* Start Dataset *

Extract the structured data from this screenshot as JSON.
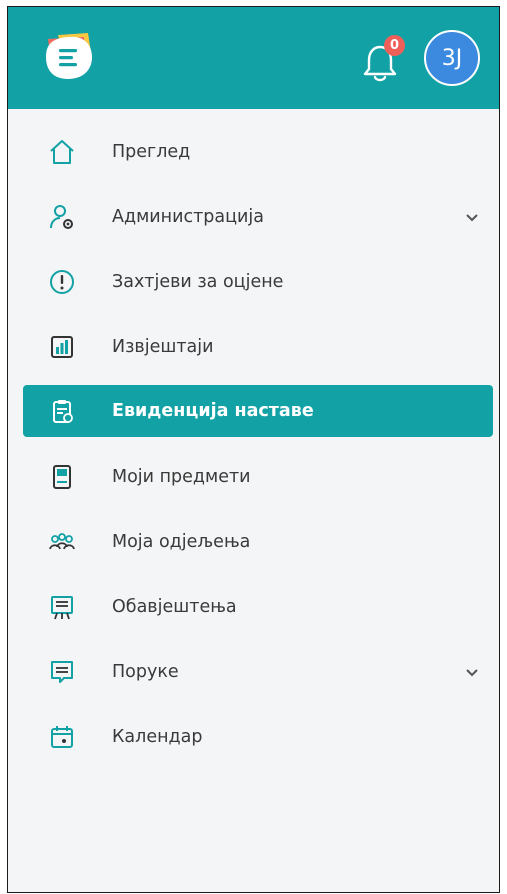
{
  "header": {
    "notifications_count": "0",
    "avatar_initials": "3J"
  },
  "colors": {
    "primary": "#12a2a5",
    "badge": "#ef5f5a",
    "avatar": "#3b8ae0"
  },
  "menu": [
    {
      "label": "Преглед",
      "icon": "home-icon"
    },
    {
      "label": "Администрација",
      "icon": "user-gear-icon",
      "expandable": true
    },
    {
      "label": "Захтјеви за оцјене",
      "icon": "exclamation-circle-icon"
    },
    {
      "label": "Извјештаји",
      "icon": "bar-chart-icon"
    },
    {
      "label": "Евиденција наставе",
      "icon": "clipboard-check-icon",
      "active": true
    },
    {
      "label": "Моји предмети",
      "icon": "book-icon"
    },
    {
      "label": "Моја одјељења",
      "icon": "group-icon"
    },
    {
      "label": "Обавјештења",
      "icon": "presentation-board-icon"
    },
    {
      "label": "Поруке",
      "icon": "message-icon",
      "expandable": true
    },
    {
      "label": "Календар",
      "icon": "calendar-icon"
    }
  ]
}
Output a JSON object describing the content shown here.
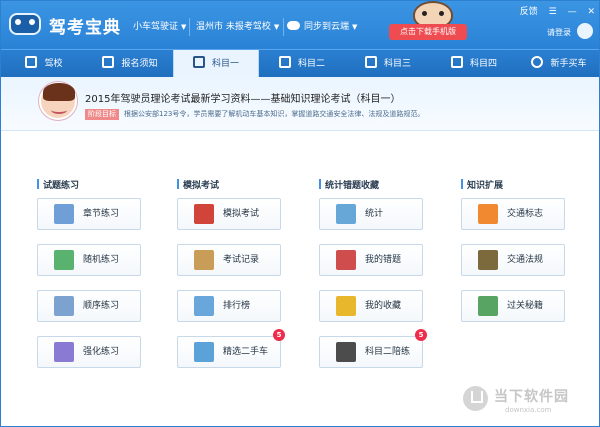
{
  "app": {
    "title": "驾考宝典",
    "license_selector": "小车驾驶证",
    "region_selector": "温州市 未报考驾校",
    "sync_label": "同步到云端",
    "download_button": "点击下载手机版",
    "login_label": "请登录"
  },
  "window_controls": {
    "feedback": "反馈",
    "menu": "☰",
    "minimize": "—",
    "close": "✕"
  },
  "nav": [
    {
      "label": "驾校",
      "icon": "school-icon"
    },
    {
      "label": "报名须知",
      "icon": "document-icon"
    },
    {
      "label": "科目一",
      "icon": "exam-icon",
      "active": true
    },
    {
      "label": "科目二",
      "icon": "cone-icon"
    },
    {
      "label": "科目三",
      "icon": "car-icon"
    },
    {
      "label": "科目四",
      "icon": "book-icon"
    },
    {
      "label": "新手买车",
      "icon": "steering-wheel-icon"
    }
  ],
  "banner": {
    "headline": "2015年驾驶员理论考试最新学习资料——基础知识理论考试（科目一）",
    "stage_badge": "阶段目标",
    "description": "根据公安部123号令，学员需要了解机动车基本知识，掌握道路交通安全法律、法规及道路规范。"
  },
  "sections": [
    {
      "title": "试题练习",
      "items": [
        {
          "label": "章节练习",
          "icon": "chapter-practice-icon",
          "color": "#6f9fd6"
        },
        {
          "label": "随机练习",
          "icon": "random-practice-icon",
          "color": "#59b36f"
        },
        {
          "label": "顺序练习",
          "icon": "sequence-practice-icon",
          "color": "#7ca2cf"
        },
        {
          "label": "强化练习",
          "icon": "intensive-practice-icon",
          "color": "#8b7ad3"
        }
      ]
    },
    {
      "title": "模拟考试",
      "items": [
        {
          "label": "模拟考试",
          "icon": "mock-exam-icon",
          "color": "#d0443a"
        },
        {
          "label": "考试记录",
          "icon": "exam-record-icon",
          "color": "#c99c57"
        },
        {
          "label": "排行榜",
          "icon": "ranking-icon",
          "color": "#69a6dc"
        },
        {
          "label": "精选二手车",
          "icon": "used-truck-icon",
          "color": "#5ba2d9",
          "badge": "5"
        }
      ]
    },
    {
      "title": "统计错题收藏",
      "items": [
        {
          "label": "统计",
          "icon": "statistics-icon",
          "color": "#67a7d8"
        },
        {
          "label": "我的错题",
          "icon": "wrong-questions-icon",
          "color": "#cf4d4d"
        },
        {
          "label": "我的收藏",
          "icon": "favorite-star-icon",
          "color": "#e8b72b"
        },
        {
          "label": "科目二陪练",
          "icon": "coach-pin-icon",
          "color": "#4c4c4c",
          "badge": "5"
        }
      ]
    },
    {
      "title": "知识扩展",
      "items": [
        {
          "label": "交通标志",
          "icon": "traffic-cone-icon",
          "color": "#f0892f"
        },
        {
          "label": "交通法规",
          "icon": "traffic-police-icon",
          "color": "#7d6a3c"
        },
        {
          "label": "过关秘籍",
          "icon": "guide-book-icon",
          "color": "#57a463"
        }
      ]
    }
  ],
  "watermark": {
    "brand": "当下软件园",
    "url": "downxia.com"
  }
}
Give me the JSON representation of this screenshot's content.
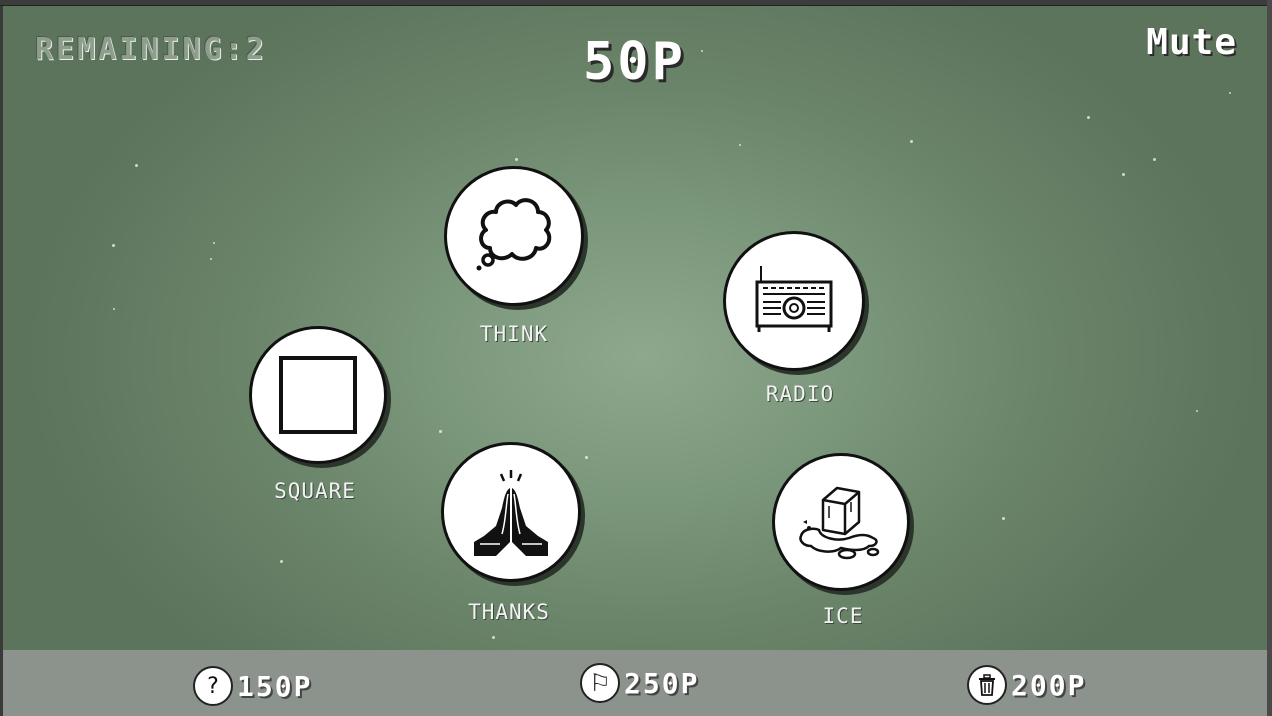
{
  "hud": {
    "remaining": "REMAINING:2",
    "points": "50P",
    "mute": "Mute"
  },
  "tokens": [
    {
      "id": "think",
      "label": "THINK",
      "icon": "thought-bubble-icon"
    },
    {
      "id": "radio",
      "label": "RADIO",
      "icon": "radio-icon"
    },
    {
      "id": "square",
      "label": "SQUARE",
      "icon": "square-icon"
    },
    {
      "id": "thanks",
      "label": "THANKS",
      "icon": "praying-hands-icon"
    },
    {
      "id": "ice",
      "label": "ICE",
      "icon": "melting-ice-cube-icon"
    }
  ],
  "powerups": [
    {
      "id": "hint",
      "icon": "question-icon",
      "glyph": "?",
      "cost": "150P"
    },
    {
      "id": "flag",
      "icon": "flag-icon",
      "glyph": "⚐",
      "cost": "250P"
    },
    {
      "id": "trash",
      "icon": "trash-icon",
      "glyph": "🗑",
      "cost": "200P"
    }
  ],
  "colors": {
    "background": "#7a967b",
    "bottom_bar": "#8c928c",
    "token_fill": "#ffffff",
    "token_border": "#111111",
    "text": "#ffffff"
  }
}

* End Dataset *

Short task:
The pictures should not be reproduced; quote all of the other material exactly.

Result of the exercise:
Extract the structured data from this screenshot as JSON.
{
  "header": {
    "notifications_count": "0",
    "avatar_initials": "3J"
  },
  "colors": {
    "primary": "#12a2a5",
    "badge": "#ef5f5a",
    "avatar": "#3b8ae0"
  },
  "menu": [
    {
      "label": "Преглед",
      "icon": "home-icon"
    },
    {
      "label": "Администрација",
      "icon": "user-gear-icon",
      "expandable": true
    },
    {
      "label": "Захтјеви за оцјене",
      "icon": "exclamation-circle-icon"
    },
    {
      "label": "Извјештаји",
      "icon": "bar-chart-icon"
    },
    {
      "label": "Евиденција наставе",
      "icon": "clipboard-check-icon",
      "active": true
    },
    {
      "label": "Моји предмети",
      "icon": "book-icon"
    },
    {
      "label": "Моја одјељења",
      "icon": "group-icon"
    },
    {
      "label": "Обавјештења",
      "icon": "presentation-board-icon"
    },
    {
      "label": "Поруке",
      "icon": "message-icon",
      "expandable": true
    },
    {
      "label": "Календар",
      "icon": "calendar-icon"
    }
  ]
}
Output a JSON object describing the content shown here.
{
  "app": {
    "title": "驾考宝典",
    "license_selector": "小车驾驶证",
    "region_selector": "温州市 未报考驾校",
    "sync_label": "同步到云端",
    "download_button": "点击下载手机版",
    "login_label": "请登录"
  },
  "window_controls": {
    "feedback": "反馈",
    "menu": "☰",
    "minimize": "—",
    "close": "✕"
  },
  "nav": [
    {
      "label": "驾校",
      "icon": "school-icon"
    },
    {
      "label": "报名须知",
      "icon": "document-icon"
    },
    {
      "label": "科目一",
      "icon": "exam-icon",
      "active": true
    },
    {
      "label": "科目二",
      "icon": "cone-icon"
    },
    {
      "label": "科目三",
      "icon": "car-icon"
    },
    {
      "label": "科目四",
      "icon": "book-icon"
    },
    {
      "label": "新手买车",
      "icon": "steering-wheel-icon"
    }
  ],
  "banner": {
    "headline": "2015年驾驶员理论考试最新学习资料——基础知识理论考试（科目一）",
    "stage_badge": "阶段目标",
    "description": "根据公安部123号令，学员需要了解机动车基本知识，掌握道路交通安全法律、法规及道路规范。"
  },
  "sections": [
    {
      "title": "试题练习",
      "items": [
        {
          "label": "章节练习",
          "icon": "chapter-practice-icon",
          "color": "#6f9fd6"
        },
        {
          "label": "随机练习",
          "icon": "random-practice-icon",
          "color": "#59b36f"
        },
        {
          "label": "顺序练习",
          "icon": "sequence-practice-icon",
          "color": "#7ca2cf"
        },
        {
          "label": "强化练习",
          "icon": "intensive-practice-icon",
          "color": "#8b7ad3"
        }
      ]
    },
    {
      "title": "模拟考试",
      "items": [
        {
          "label": "模拟考试",
          "icon": "mock-exam-icon",
          "color": "#d0443a"
        },
        {
          "label": "考试记录",
          "icon": "exam-record-icon",
          "color": "#c99c57"
        },
        {
          "label": "排行榜",
          "icon": "ranking-icon",
          "color": "#69a6dc"
        },
        {
          "label": "精选二手车",
          "icon": "used-truck-icon",
          "color": "#5ba2d9",
          "badge": "5"
        }
      ]
    },
    {
      "title": "统计错题收藏",
      "items": [
        {
          "label": "统计",
          "icon": "statistics-icon",
          "color": "#67a7d8"
        },
        {
          "label": "我的错题",
          "icon": "wrong-questions-icon",
          "color": "#cf4d4d"
        },
        {
          "label": "我的收藏",
          "icon": "favorite-star-icon",
          "color": "#e8b72b"
        },
        {
          "label": "科目二陪练",
          "icon": "coach-pin-icon",
          "color": "#4c4c4c",
          "badge": "5"
        }
      ]
    },
    {
      "title": "知识扩展",
      "items": [
        {
          "label": "交通标志",
          "icon": "traffic-cone-icon",
          "color": "#f0892f"
        },
        {
          "label": "交通法规",
          "icon": "traffic-police-icon",
          "color": "#7d6a3c"
        },
        {
          "label": "过关秘籍",
          "icon": "guide-book-icon",
          "color": "#57a463"
        }
      ]
    }
  ],
  "watermark": {
    "brand": "当下软件园",
    "url": "downxia.com"
  }
}
Give me the JSON representation of this screenshot's content.
{
  "hud": {
    "remaining": "REMAINING:2",
    "points": "50P",
    "mute": "Mute"
  },
  "tokens": [
    {
      "id": "think",
      "label": "THINK",
      "icon": "thought-bubble-icon"
    },
    {
      "id": "radio",
      "label": "RADIO",
      "icon": "radio-icon"
    },
    {
      "id": "square",
      "label": "SQUARE",
      "icon": "square-icon"
    },
    {
      "id": "thanks",
      "label": "THANKS",
      "icon": "praying-hands-icon"
    },
    {
      "id": "ice",
      "label": "ICE",
      "icon": "melting-ice-cube-icon"
    }
  ],
  "powerups": [
    {
      "id": "hint",
      "icon": "question-icon",
      "glyph": "?",
      "cost": "150P"
    },
    {
      "id": "flag",
      "icon": "flag-icon",
      "glyph": "⚐",
      "cost": "250P"
    },
    {
      "id": "trash",
      "icon": "trash-icon",
      "glyph": "🗑",
      "cost": "200P"
    }
  ],
  "colors": {
    "background": "#7a967b",
    "bottom_bar": "#8c928c",
    "token_fill": "#ffffff",
    "token_border": "#111111",
    "text": "#ffffff"
  }
}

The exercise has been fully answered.